Dataset records:
+---+

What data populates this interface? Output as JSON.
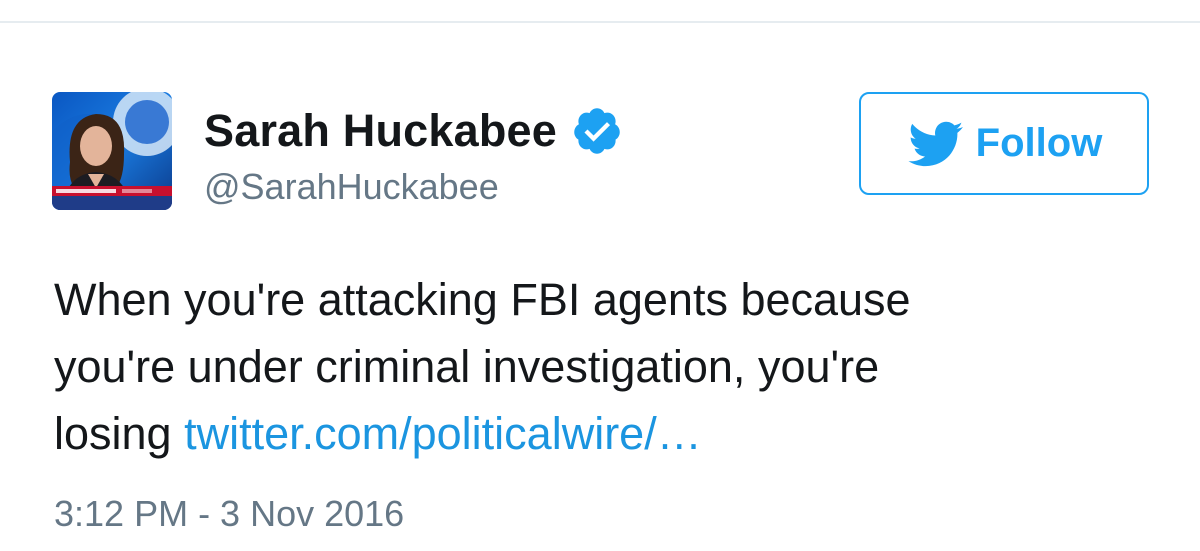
{
  "tweet": {
    "author": {
      "display_name": "Sarah Huckabee",
      "handle": "@SarahHuckabee",
      "verified_icon": "verified-badge-icon",
      "avatar": "profile-photo"
    },
    "follow_button": {
      "label": "Follow",
      "icon": "twitter-bird-icon"
    },
    "text_parts": {
      "line1": "When you're attacking FBI agents because",
      "line2": "you're under criminal investigation, you're",
      "line3_prefix": "losing ",
      "link": "twitter.com/politicalwire/…"
    },
    "timestamp": "3:12 PM - 3 Nov 2016"
  },
  "colors": {
    "accent": "#1da1f2",
    "link": "#1b95e0",
    "text": "#14171a",
    "secondary": "#657786",
    "divider": "#e6ecf0"
  }
}
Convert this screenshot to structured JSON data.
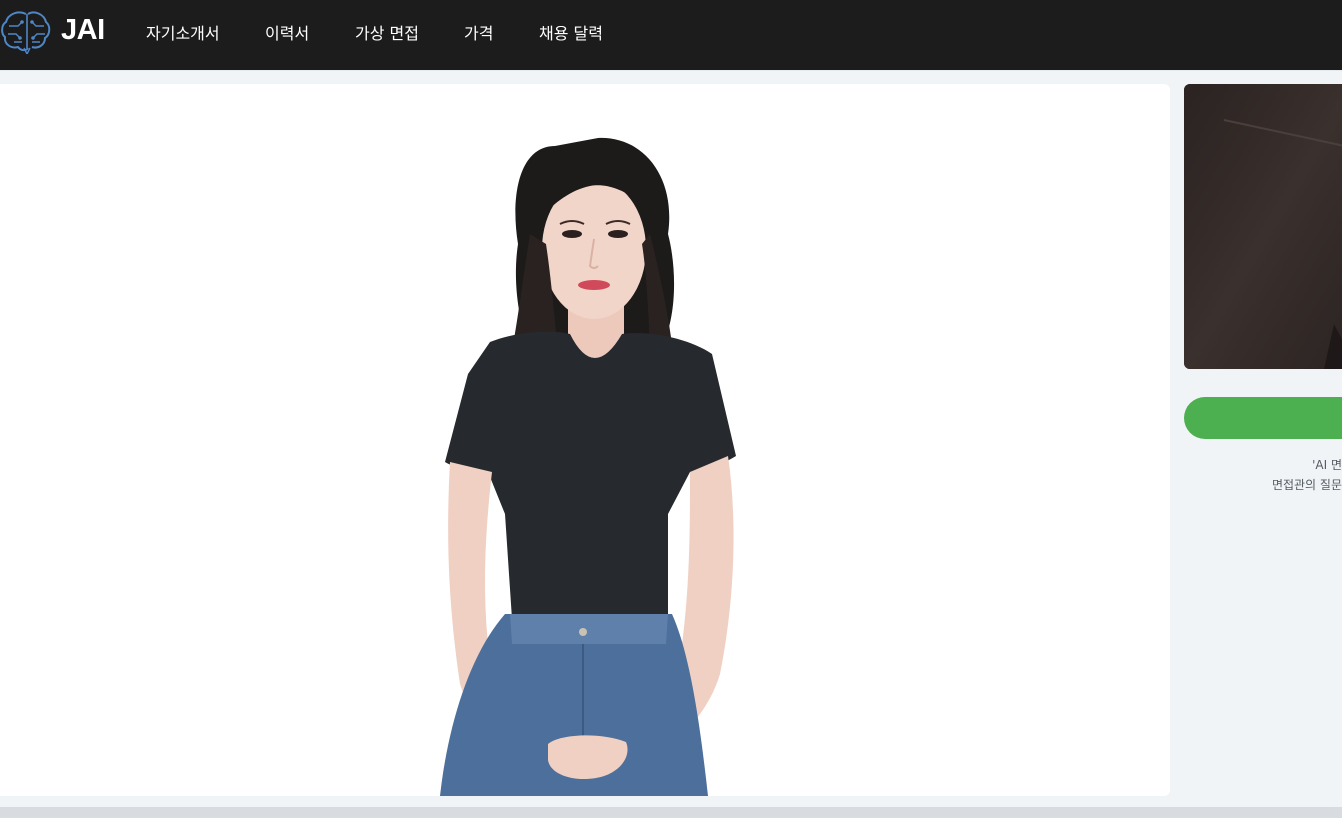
{
  "app": {
    "brand": "JAI",
    "logo_icon": "brain-circuit-icon"
  },
  "nav": {
    "items": [
      {
        "label": "자기소개서"
      },
      {
        "label": "이력서"
      },
      {
        "label": "가상 면접"
      },
      {
        "label": "가격"
      },
      {
        "label": "채용 달력"
      }
    ]
  },
  "interview": {
    "interviewer_video": "avatar-video",
    "user_camera": "webcam-preview",
    "start_button_label": "",
    "help_lines": [
      "'AI 면",
      "면접관의 질문"
    ]
  },
  "colors": {
    "topbar": "#1c1c1c",
    "accent_green": "#4caf50",
    "page_bg": "#f1f4f7"
  }
}
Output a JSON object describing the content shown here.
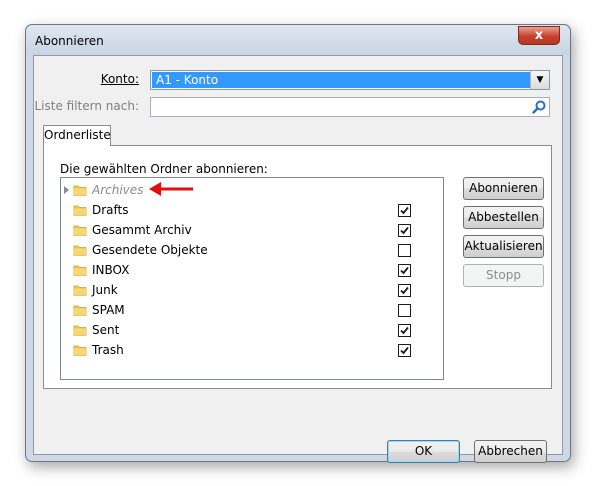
{
  "window": {
    "title": "Abonnieren",
    "close_glyph": "x"
  },
  "form": {
    "konto_label": "Konto:",
    "konto_value": "A1 - Konto",
    "filter_label": "Liste filtern nach:",
    "filter_value": "",
    "filter_placeholder": ""
  },
  "tabs": [
    {
      "label": "Ordnerliste",
      "active": true
    }
  ],
  "panel": {
    "label": "Die gewählten Ordner abonnieren:",
    "folders": [
      {
        "name": "Archives",
        "checked": null,
        "disabled": true,
        "expandable": true
      },
      {
        "name": "Drafts",
        "checked": true
      },
      {
        "name": "Gesammt Archiv",
        "checked": true
      },
      {
        "name": "Gesendete Objekte",
        "checked": false
      },
      {
        "name": "INBOX",
        "checked": true
      },
      {
        "name": "Junk",
        "checked": true
      },
      {
        "name": "SPAM",
        "checked": false
      },
      {
        "name": "Sent",
        "checked": true
      },
      {
        "name": "Trash",
        "checked": true
      }
    ]
  },
  "side_buttons": [
    {
      "label": "Abonnieren",
      "enabled": true
    },
    {
      "label": "Abbestellen",
      "enabled": true
    },
    {
      "label": "Aktualisieren",
      "enabled": true
    },
    {
      "label": "Stopp",
      "enabled": false
    }
  ],
  "footer": {
    "ok_label": "OK",
    "cancel_label": "Abbrechen"
  },
  "colors": {
    "selection": "#3399ff",
    "arrow_annotation": "#e01010",
    "folder": "#f2c94c"
  }
}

+---+

● WHAT YOU SHOULD DO
Collect each line above holding the string "icon".

● SOLUTION TO THIS EXERCISE
      "verified_icon": "verified-badge-icon",
      "icon": "twitter-bird-icon"
    "logo_icon": "brain-circuit-icon"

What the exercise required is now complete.